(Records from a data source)
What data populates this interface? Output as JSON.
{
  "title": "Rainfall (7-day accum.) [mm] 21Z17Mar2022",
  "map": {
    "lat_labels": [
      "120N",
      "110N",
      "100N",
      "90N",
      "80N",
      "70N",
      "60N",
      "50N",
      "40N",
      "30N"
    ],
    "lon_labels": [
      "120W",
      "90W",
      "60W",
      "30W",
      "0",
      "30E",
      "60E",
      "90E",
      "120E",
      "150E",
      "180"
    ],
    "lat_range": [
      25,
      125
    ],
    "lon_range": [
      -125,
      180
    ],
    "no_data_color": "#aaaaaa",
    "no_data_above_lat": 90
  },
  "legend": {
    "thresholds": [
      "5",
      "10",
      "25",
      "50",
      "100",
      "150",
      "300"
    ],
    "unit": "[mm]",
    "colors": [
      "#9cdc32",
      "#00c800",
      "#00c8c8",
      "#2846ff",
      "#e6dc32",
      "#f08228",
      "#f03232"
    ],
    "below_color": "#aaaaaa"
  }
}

WHAT THE TASK ASKS: Copy every line of the listing where the word "aaaaaa" appears.

EXERCISE SOLUTION:
    "no_data_color": "#aaaaaa",
    "below_color": "#aaaaaa"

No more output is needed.